◆ **TEXTO MOSTRADO**
________
David Tuesta
Perú21, 25 de junio del 2026
«El próximo gobierno debería enfrentar este problema con decisión. La prioridad no debe ser crear más universidades, sino fortalecer las existentes».
Mientras el Perú debate cómo recuperar el crecimiento, mejorar la productividad y cerrar las brechas educativas, el Congreso avanza en una dirección preocupante: existen más de 300 proyectos de ley para crear nuevas universidades públicas. ¿Realmente necesitamos más universidades? No.
El Perú cuenta hoy con más de 150 universidades, de las cuales 105 están licenciadas. Tenemos 4.5 universidades por cada millón de habitantes, mientras que Chile tiene 2.9, Argentina 2.5 y Colombia 1.6. Claramente, nuestro problema no es de cantidad sino de calidad.
Los indicadores internacionales son contundentes. En el ranking QS 2026, apenas una universidad peruana figura entre las 400 mejores del mundo. Chile coloca entre cuatro y cinco; Brasil entre ocho y diez; y México alrededor de cinco. En el ranking latinoamericano, Perú solo ubica dos universidades dentro del Top 50. Hemos multiplicado instituciones, pero no excelencia.
________
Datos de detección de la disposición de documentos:
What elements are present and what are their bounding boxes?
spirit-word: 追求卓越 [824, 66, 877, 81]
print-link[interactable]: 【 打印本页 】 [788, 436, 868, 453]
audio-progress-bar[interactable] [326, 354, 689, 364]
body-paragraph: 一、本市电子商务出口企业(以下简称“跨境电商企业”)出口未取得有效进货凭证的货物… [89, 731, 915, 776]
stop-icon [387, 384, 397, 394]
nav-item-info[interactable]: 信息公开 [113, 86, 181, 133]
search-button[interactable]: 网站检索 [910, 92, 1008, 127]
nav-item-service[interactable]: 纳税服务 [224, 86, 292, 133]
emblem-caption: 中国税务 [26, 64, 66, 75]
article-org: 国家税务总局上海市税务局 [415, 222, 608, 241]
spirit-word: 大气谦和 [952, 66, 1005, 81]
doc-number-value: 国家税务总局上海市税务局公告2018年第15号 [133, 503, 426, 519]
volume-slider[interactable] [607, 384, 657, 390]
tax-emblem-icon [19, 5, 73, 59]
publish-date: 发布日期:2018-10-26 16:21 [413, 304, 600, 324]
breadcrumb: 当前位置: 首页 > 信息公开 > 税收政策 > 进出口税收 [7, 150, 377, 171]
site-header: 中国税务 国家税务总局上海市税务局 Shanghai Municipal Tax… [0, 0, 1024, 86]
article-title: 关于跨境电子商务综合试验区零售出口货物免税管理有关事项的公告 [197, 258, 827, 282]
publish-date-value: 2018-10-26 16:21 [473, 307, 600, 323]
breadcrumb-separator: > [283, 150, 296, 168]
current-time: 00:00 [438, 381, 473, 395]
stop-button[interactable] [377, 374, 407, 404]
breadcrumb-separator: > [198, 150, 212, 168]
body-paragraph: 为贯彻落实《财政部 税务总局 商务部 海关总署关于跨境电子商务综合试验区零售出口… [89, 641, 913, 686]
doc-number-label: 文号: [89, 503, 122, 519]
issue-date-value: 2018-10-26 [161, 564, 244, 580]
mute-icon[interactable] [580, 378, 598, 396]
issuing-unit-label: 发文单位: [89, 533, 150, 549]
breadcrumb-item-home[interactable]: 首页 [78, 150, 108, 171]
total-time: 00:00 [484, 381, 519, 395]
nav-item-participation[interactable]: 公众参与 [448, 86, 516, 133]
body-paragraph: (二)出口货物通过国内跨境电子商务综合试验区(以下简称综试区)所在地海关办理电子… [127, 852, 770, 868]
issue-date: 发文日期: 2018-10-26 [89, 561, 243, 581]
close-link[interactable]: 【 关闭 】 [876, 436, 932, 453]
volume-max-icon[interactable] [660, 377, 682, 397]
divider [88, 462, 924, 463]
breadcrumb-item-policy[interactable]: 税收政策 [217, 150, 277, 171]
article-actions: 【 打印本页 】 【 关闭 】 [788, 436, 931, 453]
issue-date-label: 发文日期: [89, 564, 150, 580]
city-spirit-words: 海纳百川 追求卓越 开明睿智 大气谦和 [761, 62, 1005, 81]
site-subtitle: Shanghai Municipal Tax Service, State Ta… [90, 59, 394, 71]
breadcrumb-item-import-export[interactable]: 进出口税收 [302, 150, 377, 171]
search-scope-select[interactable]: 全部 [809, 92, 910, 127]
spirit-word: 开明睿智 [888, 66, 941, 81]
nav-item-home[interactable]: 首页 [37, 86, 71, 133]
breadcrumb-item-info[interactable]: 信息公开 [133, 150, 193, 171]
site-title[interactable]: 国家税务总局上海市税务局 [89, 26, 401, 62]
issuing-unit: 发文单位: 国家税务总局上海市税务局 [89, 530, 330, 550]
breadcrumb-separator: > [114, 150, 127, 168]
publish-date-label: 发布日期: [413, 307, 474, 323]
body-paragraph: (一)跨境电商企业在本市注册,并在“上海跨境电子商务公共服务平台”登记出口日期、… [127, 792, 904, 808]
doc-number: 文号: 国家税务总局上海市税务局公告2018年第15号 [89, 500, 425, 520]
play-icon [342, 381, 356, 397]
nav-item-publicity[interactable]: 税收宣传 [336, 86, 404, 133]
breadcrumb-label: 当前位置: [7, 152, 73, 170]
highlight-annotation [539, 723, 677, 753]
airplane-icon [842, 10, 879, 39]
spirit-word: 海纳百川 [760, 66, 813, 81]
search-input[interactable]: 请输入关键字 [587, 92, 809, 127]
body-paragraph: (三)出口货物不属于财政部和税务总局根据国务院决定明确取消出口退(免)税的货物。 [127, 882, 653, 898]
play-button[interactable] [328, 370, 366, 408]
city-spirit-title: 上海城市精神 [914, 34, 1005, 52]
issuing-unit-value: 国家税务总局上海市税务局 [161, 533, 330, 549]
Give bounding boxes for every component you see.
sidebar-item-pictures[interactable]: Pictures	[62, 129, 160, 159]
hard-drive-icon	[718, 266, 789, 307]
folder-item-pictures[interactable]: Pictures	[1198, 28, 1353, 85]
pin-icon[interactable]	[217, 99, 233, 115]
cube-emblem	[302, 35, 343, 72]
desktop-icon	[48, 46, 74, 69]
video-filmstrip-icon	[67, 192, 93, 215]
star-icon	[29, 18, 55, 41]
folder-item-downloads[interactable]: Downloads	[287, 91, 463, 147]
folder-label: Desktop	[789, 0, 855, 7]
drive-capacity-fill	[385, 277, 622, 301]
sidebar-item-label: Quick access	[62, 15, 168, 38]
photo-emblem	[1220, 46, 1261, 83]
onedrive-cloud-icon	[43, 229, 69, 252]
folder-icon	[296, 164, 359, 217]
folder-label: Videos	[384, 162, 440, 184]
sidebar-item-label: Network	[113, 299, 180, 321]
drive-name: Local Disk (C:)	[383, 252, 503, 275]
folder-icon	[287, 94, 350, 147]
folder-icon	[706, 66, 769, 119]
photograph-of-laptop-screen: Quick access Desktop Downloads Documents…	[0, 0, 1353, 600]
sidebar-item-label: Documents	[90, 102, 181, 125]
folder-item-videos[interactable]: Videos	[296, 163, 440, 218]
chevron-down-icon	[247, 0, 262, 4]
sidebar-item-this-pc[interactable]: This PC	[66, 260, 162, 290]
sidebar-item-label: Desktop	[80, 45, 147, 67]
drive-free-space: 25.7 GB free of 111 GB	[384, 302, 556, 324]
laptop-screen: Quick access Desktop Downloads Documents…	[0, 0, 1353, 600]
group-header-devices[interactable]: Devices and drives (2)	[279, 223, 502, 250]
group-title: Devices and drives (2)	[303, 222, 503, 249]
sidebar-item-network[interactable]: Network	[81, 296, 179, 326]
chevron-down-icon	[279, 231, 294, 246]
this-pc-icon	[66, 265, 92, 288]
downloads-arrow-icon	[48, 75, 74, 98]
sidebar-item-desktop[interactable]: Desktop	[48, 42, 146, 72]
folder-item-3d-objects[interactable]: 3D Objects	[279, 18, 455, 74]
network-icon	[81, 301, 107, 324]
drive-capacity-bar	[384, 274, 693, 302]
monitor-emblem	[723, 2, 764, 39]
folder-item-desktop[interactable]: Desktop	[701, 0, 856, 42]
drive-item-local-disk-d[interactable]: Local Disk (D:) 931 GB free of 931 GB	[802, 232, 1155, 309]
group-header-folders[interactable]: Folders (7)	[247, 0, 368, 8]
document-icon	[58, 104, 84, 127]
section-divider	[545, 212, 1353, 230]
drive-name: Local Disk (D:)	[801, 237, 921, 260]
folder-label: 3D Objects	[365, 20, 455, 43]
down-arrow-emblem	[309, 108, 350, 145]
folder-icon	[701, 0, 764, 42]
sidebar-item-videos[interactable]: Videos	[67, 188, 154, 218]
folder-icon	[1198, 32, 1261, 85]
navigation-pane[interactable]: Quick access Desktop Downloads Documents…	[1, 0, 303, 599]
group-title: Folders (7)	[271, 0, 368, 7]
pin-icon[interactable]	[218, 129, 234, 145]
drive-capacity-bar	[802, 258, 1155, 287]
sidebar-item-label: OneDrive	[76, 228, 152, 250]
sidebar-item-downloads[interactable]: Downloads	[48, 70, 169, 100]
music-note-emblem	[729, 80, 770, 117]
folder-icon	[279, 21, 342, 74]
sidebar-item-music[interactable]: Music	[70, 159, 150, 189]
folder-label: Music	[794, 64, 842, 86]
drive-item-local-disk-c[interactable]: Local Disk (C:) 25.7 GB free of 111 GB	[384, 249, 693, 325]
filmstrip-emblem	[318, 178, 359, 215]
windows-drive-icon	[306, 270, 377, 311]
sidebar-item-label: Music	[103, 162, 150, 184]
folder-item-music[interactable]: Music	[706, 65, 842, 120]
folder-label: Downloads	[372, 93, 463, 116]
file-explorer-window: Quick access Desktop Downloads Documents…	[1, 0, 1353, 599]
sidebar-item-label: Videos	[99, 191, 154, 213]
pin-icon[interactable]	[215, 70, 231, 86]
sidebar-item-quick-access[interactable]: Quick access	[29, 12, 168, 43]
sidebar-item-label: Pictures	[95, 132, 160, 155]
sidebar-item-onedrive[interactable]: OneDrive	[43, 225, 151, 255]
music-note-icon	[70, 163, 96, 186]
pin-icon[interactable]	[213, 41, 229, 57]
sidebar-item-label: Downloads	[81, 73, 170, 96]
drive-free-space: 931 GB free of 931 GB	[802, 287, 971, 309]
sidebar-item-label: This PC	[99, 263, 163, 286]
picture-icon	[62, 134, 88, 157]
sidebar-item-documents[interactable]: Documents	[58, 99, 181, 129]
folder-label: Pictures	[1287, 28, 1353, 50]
________
◆ **CONSIGNA**
Prosigue el texto sobre la creación de nuevas universidades públicas en el Perú a partir de su última oración.

◆ **RESPUESTA ESCRITA**
La OCDE ha sido clara: el principal desafío no es expandir la oferta universitaria, sino elevar la calidad, fortalecer la investigación, mejorar la pertinencia de los programas académicos y consolidar los mecanismos de aseguramiento de calidad. Pero, el debate parlamentario sigue concentrado en abrir nuevas instituciones.
James Buchanan y Gordon Tullock explicaban que los políticos responden a incentivos. Cuando los beneficios son visibles e inmediatos y los costos aparecen años después, se generan decisiones socialmente ineficientes pero políticamente rentables. Para un congresista resulta más atractivo anunciar una universidad para su provincia que fortalecer una institución existente.
Además, una nueva universidad no solo significa aulas. Implica autoridades, presupuesto, infraestructura, contrataciones, personal administrativo y nuevas estructuras burocráticas permanentes. Desde la perspectiva del rent seeking, cada institución genera espacios de influencia política y distribución de recursos. Los beneficios políticos son inmediatos; los costos fiscales y académicos son futuros y los asumen todos los contribuyentes.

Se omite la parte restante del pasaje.